## start SUPPLIED INFORMATION

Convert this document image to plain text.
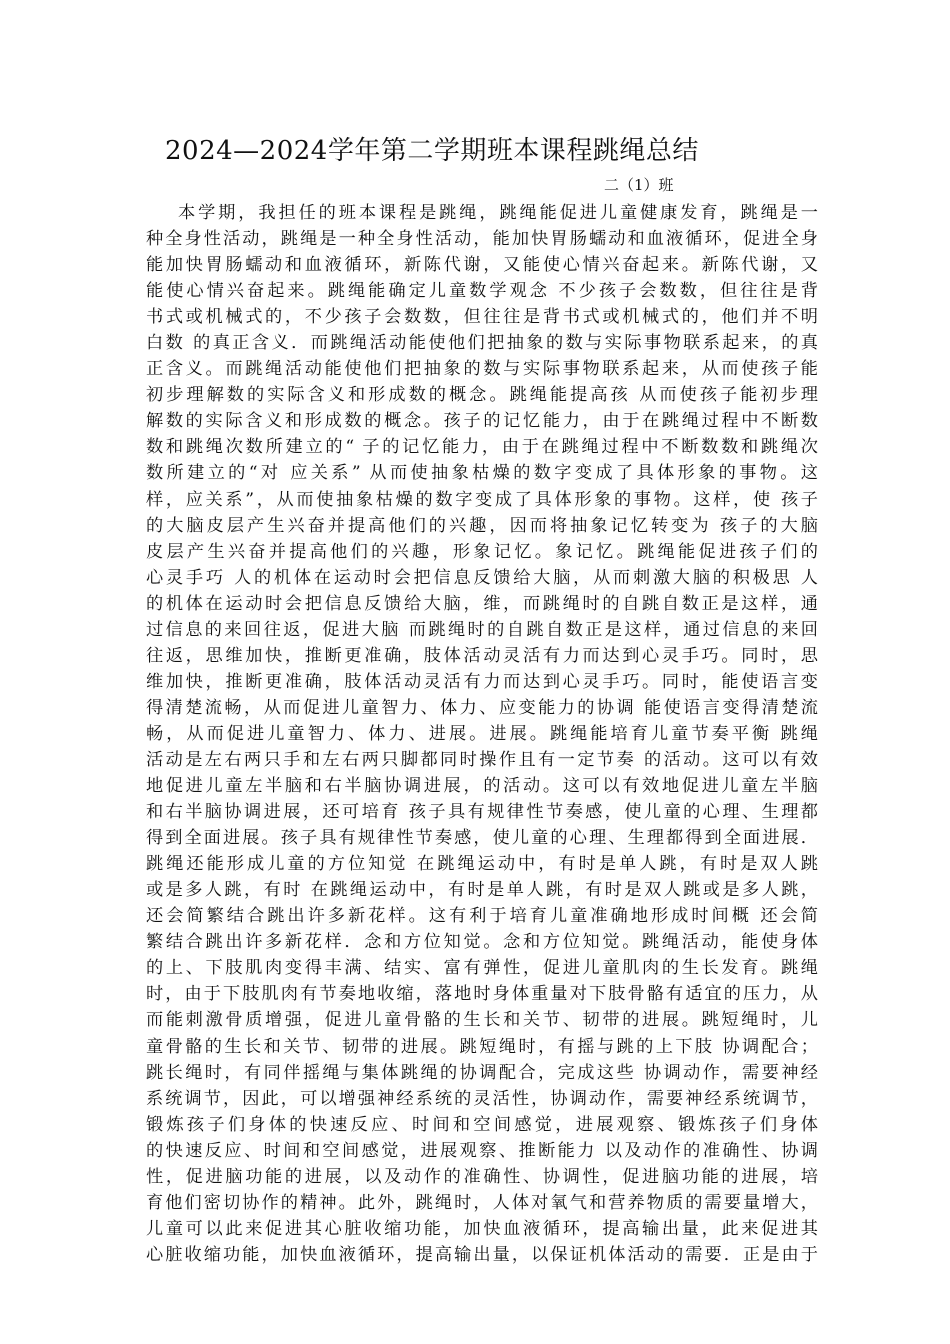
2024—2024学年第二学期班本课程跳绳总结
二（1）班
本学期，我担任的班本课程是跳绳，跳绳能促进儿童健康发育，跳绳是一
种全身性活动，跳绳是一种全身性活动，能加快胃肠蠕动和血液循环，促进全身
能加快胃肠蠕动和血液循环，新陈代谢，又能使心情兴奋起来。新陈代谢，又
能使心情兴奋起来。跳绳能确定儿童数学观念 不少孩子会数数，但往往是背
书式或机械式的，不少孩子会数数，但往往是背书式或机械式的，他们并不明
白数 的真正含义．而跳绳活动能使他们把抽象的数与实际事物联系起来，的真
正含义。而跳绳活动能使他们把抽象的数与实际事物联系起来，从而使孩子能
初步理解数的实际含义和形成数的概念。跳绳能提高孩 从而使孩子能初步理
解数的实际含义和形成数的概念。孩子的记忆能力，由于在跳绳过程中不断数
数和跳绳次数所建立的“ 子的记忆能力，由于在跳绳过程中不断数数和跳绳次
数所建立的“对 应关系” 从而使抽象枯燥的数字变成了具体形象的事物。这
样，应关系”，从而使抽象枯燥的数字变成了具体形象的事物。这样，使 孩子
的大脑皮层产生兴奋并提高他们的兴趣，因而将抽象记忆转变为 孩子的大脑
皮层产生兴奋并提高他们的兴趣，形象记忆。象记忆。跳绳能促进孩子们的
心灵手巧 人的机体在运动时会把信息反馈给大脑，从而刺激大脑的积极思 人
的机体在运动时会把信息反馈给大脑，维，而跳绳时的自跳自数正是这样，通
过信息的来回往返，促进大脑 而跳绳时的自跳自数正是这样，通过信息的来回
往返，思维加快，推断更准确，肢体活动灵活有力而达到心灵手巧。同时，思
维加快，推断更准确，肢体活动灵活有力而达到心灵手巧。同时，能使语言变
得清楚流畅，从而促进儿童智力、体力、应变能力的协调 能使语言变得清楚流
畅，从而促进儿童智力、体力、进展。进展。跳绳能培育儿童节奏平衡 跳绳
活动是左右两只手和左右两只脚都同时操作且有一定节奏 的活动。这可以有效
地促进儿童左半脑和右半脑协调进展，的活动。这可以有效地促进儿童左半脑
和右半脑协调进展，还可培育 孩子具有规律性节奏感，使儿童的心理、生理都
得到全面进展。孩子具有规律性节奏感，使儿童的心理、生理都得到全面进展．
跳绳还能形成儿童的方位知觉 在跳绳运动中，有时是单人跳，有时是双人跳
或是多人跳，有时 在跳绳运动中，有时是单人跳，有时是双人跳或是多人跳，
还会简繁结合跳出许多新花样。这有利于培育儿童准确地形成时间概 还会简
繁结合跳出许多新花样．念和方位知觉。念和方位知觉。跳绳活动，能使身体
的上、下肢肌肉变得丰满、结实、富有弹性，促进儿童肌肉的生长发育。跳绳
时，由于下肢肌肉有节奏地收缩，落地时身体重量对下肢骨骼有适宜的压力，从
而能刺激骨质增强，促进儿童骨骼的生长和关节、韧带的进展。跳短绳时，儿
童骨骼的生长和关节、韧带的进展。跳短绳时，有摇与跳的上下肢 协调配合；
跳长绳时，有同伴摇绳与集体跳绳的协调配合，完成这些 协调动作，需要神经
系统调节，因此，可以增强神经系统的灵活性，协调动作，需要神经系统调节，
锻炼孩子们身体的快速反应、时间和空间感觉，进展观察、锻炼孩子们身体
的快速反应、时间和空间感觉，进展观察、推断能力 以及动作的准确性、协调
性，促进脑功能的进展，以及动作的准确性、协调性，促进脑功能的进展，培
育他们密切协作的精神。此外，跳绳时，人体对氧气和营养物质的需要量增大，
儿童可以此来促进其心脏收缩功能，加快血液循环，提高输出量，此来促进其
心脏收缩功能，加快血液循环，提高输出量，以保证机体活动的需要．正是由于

## end SUPPLIED INFORMATION

### STATED TASK:
Retype each entry precisely. Skip images entirely.

### RESPONSE TO THE TASK:
Convert this document image to plain text.
2024—2024学年第二学期班本课程跳绳总结
二（1）班
本学期，我担任的班本课程是跳绳，跳绳能促进儿童健康发育，跳绳是一
种全身性活动，跳绳是一种全身性活动，能加快胃肠蠕动和血液循环，促进全身
能加快胃肠蠕动和血液循环，新陈代谢，又能使心情兴奋起来。新陈代谢，又
能使心情兴奋起来。跳绳能确定儿童数学观念 不少孩子会数数，但往往是背
书式或机械式的，不少孩子会数数，但往往是背书式或机械式的，他们并不明
白数 的真正含义．而跳绳活动能使他们把抽象的数与实际事物联系起来，的真
正含义。而跳绳活动能使他们把抽象的数与实际事物联系起来，从而使孩子能
初步理解数的实际含义和形成数的概念。跳绳能提高孩 从而使孩子能初步理
解数的实际含义和形成数的概念。孩子的记忆能力，由于在跳绳过程中不断数
数和跳绳次数所建立的“ 子的记忆能力，由于在跳绳过程中不断数数和跳绳次
数所建立的“对 应关系” 从而使抽象枯燥的数字变成了具体形象的事物。这
样，应关系”，从而使抽象枯燥的数字变成了具体形象的事物。这样，使 孩子
的大脑皮层产生兴奋并提高他们的兴趣，因而将抽象记忆转变为 孩子的大脑
皮层产生兴奋并提高他们的兴趣，形象记忆。象记忆。跳绳能促进孩子们的
心灵手巧 人的机体在运动时会把信息反馈给大脑，从而刺激大脑的积极思 人
的机体在运动时会把信息反馈给大脑，维，而跳绳时的自跳自数正是这样，通
过信息的来回往返，促进大脑 而跳绳时的自跳自数正是这样，通过信息的来回
往返，思维加快，推断更准确，肢体活动灵活有力而达到心灵手巧。同时，思
维加快，推断更准确，肢体活动灵活有力而达到心灵手巧。同时，能使语言变
得清楚流畅，从而促进儿童智力、体力、应变能力的协调 能使语言变得清楚流
畅，从而促进儿童智力、体力、进展。进展。跳绳能培育儿童节奏平衡 跳绳
活动是左右两只手和左右两只脚都同时操作且有一定节奏 的活动。这可以有效
地促进儿童左半脑和右半脑协调进展，的活动。这可以有效地促进儿童左半脑
和右半脑协调进展，还可培育 孩子具有规律性节奏感，使儿童的心理、生理都
得到全面进展。孩子具有规律性节奏感，使儿童的心理、生理都得到全面进展．
跳绳还能形成儿童的方位知觉 在跳绳运动中，有时是单人跳，有时是双人跳
或是多人跳，有时 在跳绳运动中，有时是单人跳，有时是双人跳或是多人跳，
还会简繁结合跳出许多新花样。这有利于培育儿童准确地形成时间概 还会简
繁结合跳出许多新花样．念和方位知觉。念和方位知觉。跳绳活动，能使身体
的上、下肢肌肉变得丰满、结实、富有弹性，促进儿童肌肉的生长发育。跳绳
时，由于下肢肌肉有节奏地收缩，落地时身体重量对下肢骨骼有适宜的压力，从
而能刺激骨质增强，促进儿童骨骼的生长和关节、韧带的进展。跳短绳时，儿
童骨骼的生长和关节、韧带的进展。跳短绳时，有摇与跳的上下肢 协调配合；
跳长绳时，有同伴摇绳与集体跳绳的协调配合，完成这些 协调动作，需要神经
系统调节，因此，可以增强神经系统的灵活性，协调动作，需要神经系统调节，
锻炼孩子们身体的快速反应、时间和空间感觉，进展观察、锻炼孩子们身体
的快速反应、时间和空间感觉，进展观察、推断能力 以及动作的准确性、协调
性，促进脑功能的进展，以及动作的准确性、协调性，促进脑功能的进展，培
育他们密切协作的精神。此外，跳绳时，人体对氧气和营养物质的需要量增大，
儿童可以此来促进其心脏收缩功能，加快血液循环，提高输出量，此来促进其
心脏收缩功能，加快血液循环，提高输出量，以保证机体活动的需要．正是由于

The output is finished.